» What is required
From the listing below, return each line that includes "index".

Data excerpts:
# # #

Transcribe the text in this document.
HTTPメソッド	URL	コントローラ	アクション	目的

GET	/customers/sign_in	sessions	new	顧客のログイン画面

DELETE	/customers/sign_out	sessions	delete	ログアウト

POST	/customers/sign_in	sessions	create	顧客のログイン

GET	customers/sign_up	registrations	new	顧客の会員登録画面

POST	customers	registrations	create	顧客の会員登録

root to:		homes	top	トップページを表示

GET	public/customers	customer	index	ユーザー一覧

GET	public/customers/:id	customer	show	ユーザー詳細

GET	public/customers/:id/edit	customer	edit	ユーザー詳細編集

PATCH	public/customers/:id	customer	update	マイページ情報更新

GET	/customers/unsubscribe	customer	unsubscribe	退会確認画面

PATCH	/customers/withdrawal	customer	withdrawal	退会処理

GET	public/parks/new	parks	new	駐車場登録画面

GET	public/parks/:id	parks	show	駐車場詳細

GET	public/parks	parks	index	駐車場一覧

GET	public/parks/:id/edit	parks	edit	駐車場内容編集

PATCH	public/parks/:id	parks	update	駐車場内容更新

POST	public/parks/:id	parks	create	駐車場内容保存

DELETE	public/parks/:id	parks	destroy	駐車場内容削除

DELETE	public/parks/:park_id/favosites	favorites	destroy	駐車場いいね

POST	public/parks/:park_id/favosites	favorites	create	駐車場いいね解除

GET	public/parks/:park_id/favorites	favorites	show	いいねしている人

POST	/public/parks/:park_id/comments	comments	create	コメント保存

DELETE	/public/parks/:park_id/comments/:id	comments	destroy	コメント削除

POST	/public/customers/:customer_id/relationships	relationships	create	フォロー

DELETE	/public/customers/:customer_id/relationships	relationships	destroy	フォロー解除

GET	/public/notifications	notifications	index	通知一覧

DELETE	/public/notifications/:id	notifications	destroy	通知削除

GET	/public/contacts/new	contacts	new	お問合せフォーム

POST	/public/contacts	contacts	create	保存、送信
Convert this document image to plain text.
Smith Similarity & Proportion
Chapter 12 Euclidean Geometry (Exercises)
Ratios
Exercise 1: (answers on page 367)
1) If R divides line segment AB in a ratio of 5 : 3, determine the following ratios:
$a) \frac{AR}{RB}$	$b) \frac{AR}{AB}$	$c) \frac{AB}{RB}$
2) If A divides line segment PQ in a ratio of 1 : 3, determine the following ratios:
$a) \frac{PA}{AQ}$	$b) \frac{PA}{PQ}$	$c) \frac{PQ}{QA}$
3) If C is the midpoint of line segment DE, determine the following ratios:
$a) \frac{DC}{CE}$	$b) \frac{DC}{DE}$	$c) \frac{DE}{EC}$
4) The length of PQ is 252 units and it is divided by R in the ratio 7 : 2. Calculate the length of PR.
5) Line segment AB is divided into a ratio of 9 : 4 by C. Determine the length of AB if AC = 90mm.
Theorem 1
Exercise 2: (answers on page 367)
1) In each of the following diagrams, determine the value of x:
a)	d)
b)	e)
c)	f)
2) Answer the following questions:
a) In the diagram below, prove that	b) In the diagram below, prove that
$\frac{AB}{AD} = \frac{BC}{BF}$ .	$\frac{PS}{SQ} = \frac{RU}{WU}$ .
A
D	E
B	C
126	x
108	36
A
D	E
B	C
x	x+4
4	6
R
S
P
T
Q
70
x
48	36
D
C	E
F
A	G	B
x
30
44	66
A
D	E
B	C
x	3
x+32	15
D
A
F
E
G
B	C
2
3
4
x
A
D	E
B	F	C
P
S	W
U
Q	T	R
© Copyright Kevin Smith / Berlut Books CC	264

# # #

» Response
GET	public/customers	customer	index	ユーザー一覧
GET	public/parks	parks	index	駐車場一覧
GET	/public/notifications	notifications	index	通知一覧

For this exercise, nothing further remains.